# start of TASK DATA
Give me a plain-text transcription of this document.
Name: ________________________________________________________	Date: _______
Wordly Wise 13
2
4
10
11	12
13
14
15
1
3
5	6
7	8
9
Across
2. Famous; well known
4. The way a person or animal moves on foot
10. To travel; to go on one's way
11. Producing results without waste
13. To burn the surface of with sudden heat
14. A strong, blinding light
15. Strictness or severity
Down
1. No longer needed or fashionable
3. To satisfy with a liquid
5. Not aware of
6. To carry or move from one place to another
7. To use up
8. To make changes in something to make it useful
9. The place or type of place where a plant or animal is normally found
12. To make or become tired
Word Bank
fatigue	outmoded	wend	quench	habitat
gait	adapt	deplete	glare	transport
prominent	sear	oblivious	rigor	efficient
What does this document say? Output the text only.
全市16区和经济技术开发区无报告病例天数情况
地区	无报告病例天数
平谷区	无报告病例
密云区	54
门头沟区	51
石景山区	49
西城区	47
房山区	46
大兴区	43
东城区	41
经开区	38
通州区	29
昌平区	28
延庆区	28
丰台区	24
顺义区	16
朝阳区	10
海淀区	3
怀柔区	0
# end of TASK DATA
* [WORK TO DO]:
Extract the full listing above without alteration.

* [RESULT BELOW]:
Give me a plain-text transcription of this document.
Name: ________________________________________________________	Date: _______
Wordly Wise 13
2
4
10
11	12
13
14
15
1
3
5	6
7	8
9
Across
2. Famous; well known
4. The way a person or animal moves on foot
10. To travel; to go on one's way
11. Producing results without waste
13. To burn the surface of with sudden heat
14. A strong, blinding light
15. Strictness or severity
Down
1. No longer needed or fashionable
3. To satisfy with a liquid
5. Not aware of
6. To carry or move from one place to another
7. To use up
8. To make changes in something to make it useful
9. The place or type of place where a plant or animal is normally found
12. To make or become tired
Word Bank
fatigue	outmoded	wend	quench	habitat
gait	adapt	deplete	glare	transport
prominent	sear	oblivious	rigor	efficient
What does this document say? Output the text only.
全市16区和经济技术开发区无报告病例天数情况
地区	无报告病例天数
平谷区	无报告病例
密云区	54
门头沟区	51
石景山区	49
西城区	47
房山区	46
大兴区	43
东城区	41
经开区	38
通州区	29
昌平区	28
延庆区	28
丰台区	24
顺义区	16
朝阳区	10
海淀区	3
怀柔区	0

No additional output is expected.